§ **The problem**:
Write out, precisely and in full, each line of the material.

┏━━

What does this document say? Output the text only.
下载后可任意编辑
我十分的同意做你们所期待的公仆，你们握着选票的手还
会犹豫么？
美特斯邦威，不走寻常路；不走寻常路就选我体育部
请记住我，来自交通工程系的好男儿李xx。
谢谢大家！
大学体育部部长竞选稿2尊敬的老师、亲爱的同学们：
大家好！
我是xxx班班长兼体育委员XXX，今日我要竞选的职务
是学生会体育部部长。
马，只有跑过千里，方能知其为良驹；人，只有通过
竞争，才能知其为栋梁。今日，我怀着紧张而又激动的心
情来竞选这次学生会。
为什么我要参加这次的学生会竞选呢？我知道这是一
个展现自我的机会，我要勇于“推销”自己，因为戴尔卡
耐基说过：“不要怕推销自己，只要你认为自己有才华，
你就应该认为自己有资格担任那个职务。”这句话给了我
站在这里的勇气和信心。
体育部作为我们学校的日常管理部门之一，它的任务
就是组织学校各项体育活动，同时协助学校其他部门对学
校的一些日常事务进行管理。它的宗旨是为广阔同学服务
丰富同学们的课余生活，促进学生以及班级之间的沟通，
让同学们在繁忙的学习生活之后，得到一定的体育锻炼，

┗━━

§ **Solution to this exercise**:
What does this document say? Output the text only.
下载后可任意编辑
我十分的同意做你们所期待的公仆，你们握着选票的手还
会犹豫么？
美特斯邦威，不走寻常路；不走寻常路就选我体育部
请记住我，来自交通工程系的好男儿李xx。
谢谢大家！
大学体育部部长竞选稿2尊敬的老师、亲爱的同学们：
大家好！
我是xxx班班长兼体育委员XXX，今日我要竞选的职务
是学生会体育部部长。
马，只有跑过千里，方能知其为良驹；人，只有通过
竞争，才能知其为栋梁。今日，我怀着紧张而又激动的心
情来竞选这次学生会。
为什么我要参加这次的学生会竞选呢？我知道这是一
个展现自我的机会，我要勇于“推销”自己，因为戴尔卡
耐基说过：“不要怕推销自己，只要你认为自己有才华，
你就应该认为自己有资格担任那个职务。”这句话给了我
站在这里的勇气和信心。
体育部作为我们学校的日常管理部门之一，它的任务
就是组织学校各项体育活动，同时协助学校其他部门对学
校的一些日常事务进行管理。它的宗旨是为广阔同学服务
丰富同学们的课余生活，促进学生以及班级之间的沟通，
让同学们在繁忙的学习生活之后，得到一定的体育锻炼，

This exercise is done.